◆ TASK STATEMENT
Show all lines of the listing that hold the word "level".

- - -

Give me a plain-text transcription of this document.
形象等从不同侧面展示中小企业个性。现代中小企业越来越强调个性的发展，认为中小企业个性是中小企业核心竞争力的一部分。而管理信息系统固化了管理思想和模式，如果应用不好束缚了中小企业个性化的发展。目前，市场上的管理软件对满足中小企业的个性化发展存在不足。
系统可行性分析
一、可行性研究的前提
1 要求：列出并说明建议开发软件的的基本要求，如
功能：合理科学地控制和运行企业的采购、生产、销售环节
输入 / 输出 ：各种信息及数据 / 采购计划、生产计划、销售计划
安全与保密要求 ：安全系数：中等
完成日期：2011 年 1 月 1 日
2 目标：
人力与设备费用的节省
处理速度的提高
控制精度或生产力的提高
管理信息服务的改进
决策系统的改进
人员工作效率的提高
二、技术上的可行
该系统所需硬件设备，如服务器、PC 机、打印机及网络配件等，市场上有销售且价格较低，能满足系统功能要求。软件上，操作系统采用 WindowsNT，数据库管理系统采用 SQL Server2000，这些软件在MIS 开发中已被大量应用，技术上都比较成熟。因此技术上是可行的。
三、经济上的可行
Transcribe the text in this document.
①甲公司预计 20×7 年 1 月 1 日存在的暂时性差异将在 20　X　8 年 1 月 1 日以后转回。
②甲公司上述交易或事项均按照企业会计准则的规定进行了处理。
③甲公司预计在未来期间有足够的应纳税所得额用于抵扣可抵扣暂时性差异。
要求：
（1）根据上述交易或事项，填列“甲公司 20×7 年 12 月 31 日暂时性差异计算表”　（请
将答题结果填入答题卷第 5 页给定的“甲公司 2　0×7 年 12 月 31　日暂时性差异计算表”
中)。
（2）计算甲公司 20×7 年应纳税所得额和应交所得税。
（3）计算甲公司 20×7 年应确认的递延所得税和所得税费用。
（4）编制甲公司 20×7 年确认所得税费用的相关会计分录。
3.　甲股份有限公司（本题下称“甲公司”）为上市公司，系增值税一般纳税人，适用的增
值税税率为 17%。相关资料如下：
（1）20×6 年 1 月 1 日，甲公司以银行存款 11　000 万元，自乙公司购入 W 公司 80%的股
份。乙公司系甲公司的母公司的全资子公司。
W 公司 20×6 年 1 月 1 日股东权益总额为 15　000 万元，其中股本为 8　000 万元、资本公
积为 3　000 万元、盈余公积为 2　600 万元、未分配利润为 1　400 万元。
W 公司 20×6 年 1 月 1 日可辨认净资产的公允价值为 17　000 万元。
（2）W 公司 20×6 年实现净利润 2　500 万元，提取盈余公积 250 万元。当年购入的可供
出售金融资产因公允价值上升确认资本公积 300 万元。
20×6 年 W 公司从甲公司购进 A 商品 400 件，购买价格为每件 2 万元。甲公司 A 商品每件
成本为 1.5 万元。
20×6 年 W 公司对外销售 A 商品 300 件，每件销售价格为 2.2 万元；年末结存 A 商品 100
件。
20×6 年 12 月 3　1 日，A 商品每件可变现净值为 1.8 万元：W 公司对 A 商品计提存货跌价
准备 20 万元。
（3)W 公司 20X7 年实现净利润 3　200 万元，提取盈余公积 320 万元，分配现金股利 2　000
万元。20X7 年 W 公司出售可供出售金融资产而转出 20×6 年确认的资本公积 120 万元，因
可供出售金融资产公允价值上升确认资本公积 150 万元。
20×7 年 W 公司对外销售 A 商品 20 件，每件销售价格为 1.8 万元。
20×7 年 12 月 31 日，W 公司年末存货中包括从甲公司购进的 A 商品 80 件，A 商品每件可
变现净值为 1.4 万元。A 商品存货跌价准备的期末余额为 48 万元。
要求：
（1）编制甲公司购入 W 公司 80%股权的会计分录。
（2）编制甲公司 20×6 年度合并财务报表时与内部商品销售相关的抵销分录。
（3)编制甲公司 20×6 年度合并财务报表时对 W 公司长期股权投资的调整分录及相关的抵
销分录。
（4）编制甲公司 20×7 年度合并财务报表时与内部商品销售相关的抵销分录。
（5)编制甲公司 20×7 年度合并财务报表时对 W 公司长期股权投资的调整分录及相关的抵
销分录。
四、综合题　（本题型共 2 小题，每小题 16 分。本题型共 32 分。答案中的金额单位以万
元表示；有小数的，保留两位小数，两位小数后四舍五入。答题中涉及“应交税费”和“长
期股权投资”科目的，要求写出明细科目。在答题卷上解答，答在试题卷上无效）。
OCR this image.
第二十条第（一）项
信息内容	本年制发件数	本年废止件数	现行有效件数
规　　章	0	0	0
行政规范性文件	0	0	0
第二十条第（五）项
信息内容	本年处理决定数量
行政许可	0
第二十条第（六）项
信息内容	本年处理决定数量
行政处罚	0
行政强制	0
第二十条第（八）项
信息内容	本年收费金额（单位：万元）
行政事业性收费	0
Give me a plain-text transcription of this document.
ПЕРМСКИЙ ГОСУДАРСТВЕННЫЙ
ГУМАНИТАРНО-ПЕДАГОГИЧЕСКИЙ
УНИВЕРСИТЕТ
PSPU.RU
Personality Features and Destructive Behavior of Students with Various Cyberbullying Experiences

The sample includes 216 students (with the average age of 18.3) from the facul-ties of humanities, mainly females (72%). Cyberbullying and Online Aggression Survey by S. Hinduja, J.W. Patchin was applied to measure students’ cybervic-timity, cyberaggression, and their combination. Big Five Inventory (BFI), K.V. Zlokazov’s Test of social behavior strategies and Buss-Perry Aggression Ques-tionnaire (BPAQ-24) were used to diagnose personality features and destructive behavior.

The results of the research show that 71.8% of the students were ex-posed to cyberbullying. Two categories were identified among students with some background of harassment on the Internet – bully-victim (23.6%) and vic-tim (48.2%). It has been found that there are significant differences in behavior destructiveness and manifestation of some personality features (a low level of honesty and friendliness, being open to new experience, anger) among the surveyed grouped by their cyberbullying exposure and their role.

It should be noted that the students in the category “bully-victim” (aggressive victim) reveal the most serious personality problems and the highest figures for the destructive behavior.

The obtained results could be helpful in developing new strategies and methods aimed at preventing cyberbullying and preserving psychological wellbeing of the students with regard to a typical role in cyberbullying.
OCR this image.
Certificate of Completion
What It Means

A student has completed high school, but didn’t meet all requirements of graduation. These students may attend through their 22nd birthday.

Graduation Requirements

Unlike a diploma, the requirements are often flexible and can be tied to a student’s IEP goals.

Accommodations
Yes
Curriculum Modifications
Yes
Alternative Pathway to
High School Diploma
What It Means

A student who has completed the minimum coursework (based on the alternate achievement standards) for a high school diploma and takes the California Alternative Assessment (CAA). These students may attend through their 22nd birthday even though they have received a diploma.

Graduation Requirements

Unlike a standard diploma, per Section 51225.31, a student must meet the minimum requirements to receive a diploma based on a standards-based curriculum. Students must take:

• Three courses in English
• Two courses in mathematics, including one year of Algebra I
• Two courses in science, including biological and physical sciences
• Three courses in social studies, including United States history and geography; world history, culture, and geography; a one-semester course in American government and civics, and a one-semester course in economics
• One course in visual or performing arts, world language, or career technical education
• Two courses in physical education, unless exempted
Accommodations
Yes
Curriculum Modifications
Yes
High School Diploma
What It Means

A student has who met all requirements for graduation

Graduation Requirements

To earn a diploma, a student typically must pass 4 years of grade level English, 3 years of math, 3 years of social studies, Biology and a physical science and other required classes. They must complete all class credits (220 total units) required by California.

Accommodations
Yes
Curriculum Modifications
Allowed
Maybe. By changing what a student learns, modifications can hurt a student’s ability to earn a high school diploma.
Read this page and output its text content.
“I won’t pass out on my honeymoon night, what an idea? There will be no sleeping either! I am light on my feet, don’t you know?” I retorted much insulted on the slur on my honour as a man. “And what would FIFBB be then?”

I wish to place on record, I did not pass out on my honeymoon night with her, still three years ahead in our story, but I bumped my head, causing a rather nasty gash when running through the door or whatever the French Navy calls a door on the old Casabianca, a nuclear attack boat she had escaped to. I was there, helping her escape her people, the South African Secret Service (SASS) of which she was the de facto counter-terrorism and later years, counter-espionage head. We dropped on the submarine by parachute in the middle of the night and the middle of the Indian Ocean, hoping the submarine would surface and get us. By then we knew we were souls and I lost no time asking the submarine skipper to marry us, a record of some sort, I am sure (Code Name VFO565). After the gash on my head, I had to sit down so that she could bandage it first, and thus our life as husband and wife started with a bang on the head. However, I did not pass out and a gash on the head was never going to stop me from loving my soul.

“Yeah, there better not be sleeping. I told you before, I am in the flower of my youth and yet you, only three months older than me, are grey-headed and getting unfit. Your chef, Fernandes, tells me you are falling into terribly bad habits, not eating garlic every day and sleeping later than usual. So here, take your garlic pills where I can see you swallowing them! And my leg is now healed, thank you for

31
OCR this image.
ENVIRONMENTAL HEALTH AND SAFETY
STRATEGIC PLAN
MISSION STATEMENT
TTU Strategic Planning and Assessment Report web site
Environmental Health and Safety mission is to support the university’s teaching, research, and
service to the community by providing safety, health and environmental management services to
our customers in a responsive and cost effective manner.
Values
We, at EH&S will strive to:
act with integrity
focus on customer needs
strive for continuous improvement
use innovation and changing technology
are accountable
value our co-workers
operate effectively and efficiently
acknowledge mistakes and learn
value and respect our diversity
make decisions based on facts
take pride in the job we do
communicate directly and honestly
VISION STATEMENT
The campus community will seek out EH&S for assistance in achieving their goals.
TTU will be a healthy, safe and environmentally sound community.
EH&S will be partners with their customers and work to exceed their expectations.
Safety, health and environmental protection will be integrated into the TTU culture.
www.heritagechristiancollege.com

- - -

◆ WRITTEN SOLUTION
The results of the research show that 71.8% of the students were ex-posed to cyberbullying. Two categories were identified among students with some background of harassment on the Internet – bully-victim (23.6%) and vic-tim (48.2%). It has been found that there are significant differences in behavior destructiveness and manifestation of some personality features (a low level of honesty and friendliness, being open to new experience, anger) among the surveyed grouped by their cyberbullying exposure and their role.
To earn a diploma, a student typically must pass 4 years of grade level English, 3 years of math, 3 years of social studies, Biology and a physical science and other required classes. They must complete all class credits (220 total units) required by California.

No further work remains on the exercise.